▶ **PROBLEM TO SOLVE**
Pick out every line holding the string "first" and copy it.

Part of a data file:
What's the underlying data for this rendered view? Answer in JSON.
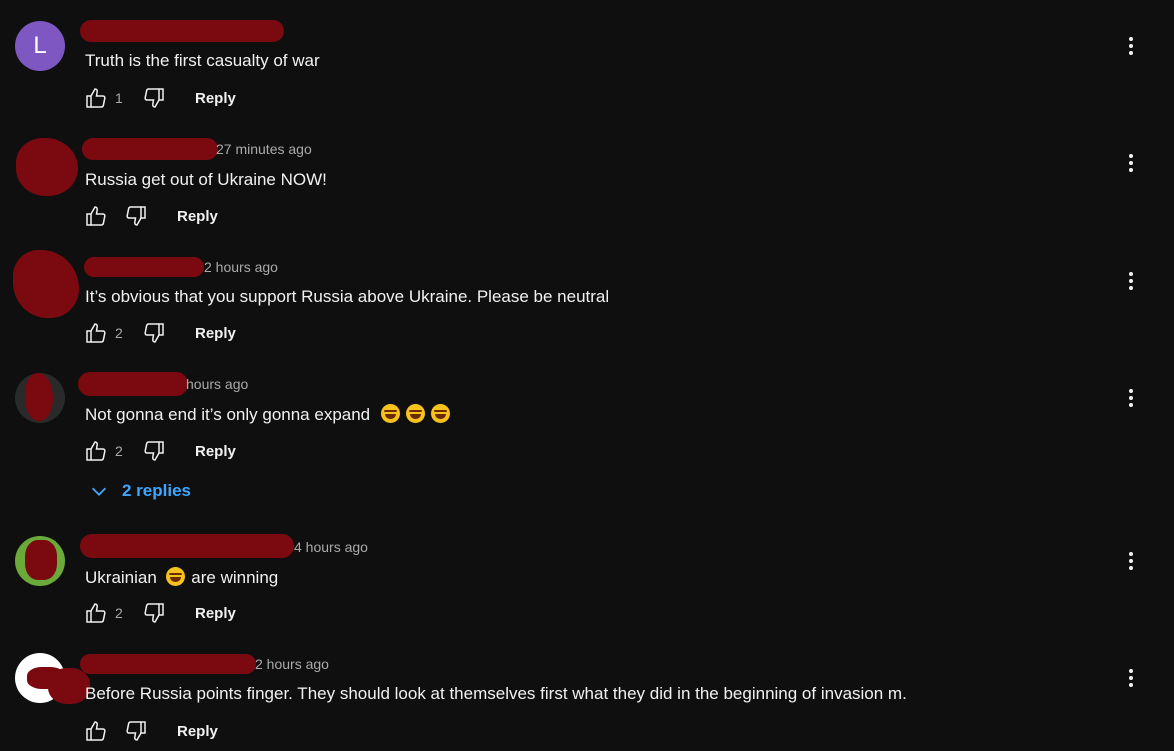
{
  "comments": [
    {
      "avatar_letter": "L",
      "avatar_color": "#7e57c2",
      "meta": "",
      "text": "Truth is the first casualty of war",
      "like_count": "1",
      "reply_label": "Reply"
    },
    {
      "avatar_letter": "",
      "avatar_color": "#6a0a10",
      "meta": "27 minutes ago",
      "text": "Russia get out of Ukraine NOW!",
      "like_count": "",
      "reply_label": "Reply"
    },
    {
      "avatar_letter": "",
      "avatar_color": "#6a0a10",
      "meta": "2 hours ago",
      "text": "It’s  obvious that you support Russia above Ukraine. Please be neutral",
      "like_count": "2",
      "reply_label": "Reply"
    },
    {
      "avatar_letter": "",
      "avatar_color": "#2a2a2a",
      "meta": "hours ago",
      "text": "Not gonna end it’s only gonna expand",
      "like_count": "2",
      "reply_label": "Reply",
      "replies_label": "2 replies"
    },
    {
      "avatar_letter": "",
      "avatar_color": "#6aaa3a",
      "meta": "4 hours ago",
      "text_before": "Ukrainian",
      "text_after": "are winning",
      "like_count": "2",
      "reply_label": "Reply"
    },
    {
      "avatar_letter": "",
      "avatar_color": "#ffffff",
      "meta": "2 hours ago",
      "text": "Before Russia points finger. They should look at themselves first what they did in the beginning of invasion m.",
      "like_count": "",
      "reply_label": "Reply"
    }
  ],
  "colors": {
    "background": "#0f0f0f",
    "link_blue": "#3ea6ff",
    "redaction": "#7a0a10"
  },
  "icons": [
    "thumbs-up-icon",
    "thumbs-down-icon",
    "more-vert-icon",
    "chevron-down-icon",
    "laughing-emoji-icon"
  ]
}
* * *
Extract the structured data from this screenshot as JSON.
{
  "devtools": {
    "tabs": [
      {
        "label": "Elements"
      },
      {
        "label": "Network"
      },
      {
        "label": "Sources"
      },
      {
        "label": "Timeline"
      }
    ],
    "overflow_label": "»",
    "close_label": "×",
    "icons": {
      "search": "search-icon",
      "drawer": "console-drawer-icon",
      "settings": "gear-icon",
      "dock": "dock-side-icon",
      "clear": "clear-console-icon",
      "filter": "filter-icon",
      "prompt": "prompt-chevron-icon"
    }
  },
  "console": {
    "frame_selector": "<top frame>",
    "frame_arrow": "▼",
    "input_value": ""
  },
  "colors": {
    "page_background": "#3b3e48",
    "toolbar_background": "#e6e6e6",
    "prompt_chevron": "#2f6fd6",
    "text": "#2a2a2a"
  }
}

▶ **THE RESPONSE**
      "text": "Truth is the first casualty of war",
      "text": "Before Russia points finger. They should look at themselves first what they did in the beginning of invasion m.",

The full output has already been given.